— start MATERIAL PROVIDED —

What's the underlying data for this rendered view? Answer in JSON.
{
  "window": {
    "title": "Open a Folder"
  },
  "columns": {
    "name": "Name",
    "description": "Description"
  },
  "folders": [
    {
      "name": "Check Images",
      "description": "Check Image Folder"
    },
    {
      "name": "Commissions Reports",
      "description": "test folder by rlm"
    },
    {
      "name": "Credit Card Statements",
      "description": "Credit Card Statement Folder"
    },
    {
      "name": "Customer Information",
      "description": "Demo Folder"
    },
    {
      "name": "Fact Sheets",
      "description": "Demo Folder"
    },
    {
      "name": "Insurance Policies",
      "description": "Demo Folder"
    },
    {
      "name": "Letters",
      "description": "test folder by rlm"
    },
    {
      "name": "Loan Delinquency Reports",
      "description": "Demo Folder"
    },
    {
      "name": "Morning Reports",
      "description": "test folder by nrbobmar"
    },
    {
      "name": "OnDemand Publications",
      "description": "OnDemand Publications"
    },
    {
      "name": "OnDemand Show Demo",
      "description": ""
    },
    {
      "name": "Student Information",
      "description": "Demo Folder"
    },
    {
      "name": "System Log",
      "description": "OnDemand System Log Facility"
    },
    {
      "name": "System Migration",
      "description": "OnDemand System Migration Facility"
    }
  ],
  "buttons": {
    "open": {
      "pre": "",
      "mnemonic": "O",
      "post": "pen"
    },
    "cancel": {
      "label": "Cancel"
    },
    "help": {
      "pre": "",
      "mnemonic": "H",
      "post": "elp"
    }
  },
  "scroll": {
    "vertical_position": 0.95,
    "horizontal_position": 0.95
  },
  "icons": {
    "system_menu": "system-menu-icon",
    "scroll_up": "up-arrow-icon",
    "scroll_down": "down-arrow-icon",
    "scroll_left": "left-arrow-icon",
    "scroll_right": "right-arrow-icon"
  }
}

— end MATERIAL PROVIDED —

*WHAT IS REQUIRED*.
All of the data above should be transcribed exactly.

*TASK OUTPUT*.
What's the underlying data for this rendered view? Answer in JSON.
{
  "window": {
    "title": "Open a Folder"
  },
  "columns": {
    "name": "Name",
    "description": "Description"
  },
  "folders": [
    {
      "name": "Check Images",
      "description": "Check Image Folder"
    },
    {
      "name": "Commissions Reports",
      "description": "test folder by rlm"
    },
    {
      "name": "Credit Card Statements",
      "description": "Credit Card Statement Folder"
    },
    {
      "name": "Customer Information",
      "description": "Demo Folder"
    },
    {
      "name": "Fact Sheets",
      "description": "Demo Folder"
    },
    {
      "name": "Insurance Policies",
      "description": "Demo Folder"
    },
    {
      "name": "Letters",
      "description": "test folder by rlm"
    },
    {
      "name": "Loan Delinquency Reports",
      "description": "Demo Folder"
    },
    {
      "name": "Morning Reports",
      "description": "test folder by nrbobmar"
    },
    {
      "name": "OnDemand Publications",
      "description": "OnDemand Publications"
    },
    {
      "name": "OnDemand Show Demo",
      "description": ""
    },
    {
      "name": "Student Information",
      "description": "Demo Folder"
    },
    {
      "name": "System Log",
      "description": "OnDemand System Log Facility"
    },
    {
      "name": "System Migration",
      "description": "OnDemand System Migration Facility"
    }
  ],
  "buttons": {
    "open": {
      "pre": "",
      "mnemonic": "O",
      "post": "pen"
    },
    "cancel": {
      "label": "Cancel"
    },
    "help": {
      "pre": "",
      "mnemonic": "H",
      "post": "elp"
    }
  },
  "scroll": {
    "vertical_position": 0.95,
    "horizontal_position": 0.95
  },
  "icons": {
    "system_menu": "system-menu-icon",
    "scroll_up": "up-arrow-icon",
    "scroll_down": "down-arrow-icon",
    "scroll_left": "left-arrow-icon",
    "scroll_right": "right-arrow-icon"
  }
}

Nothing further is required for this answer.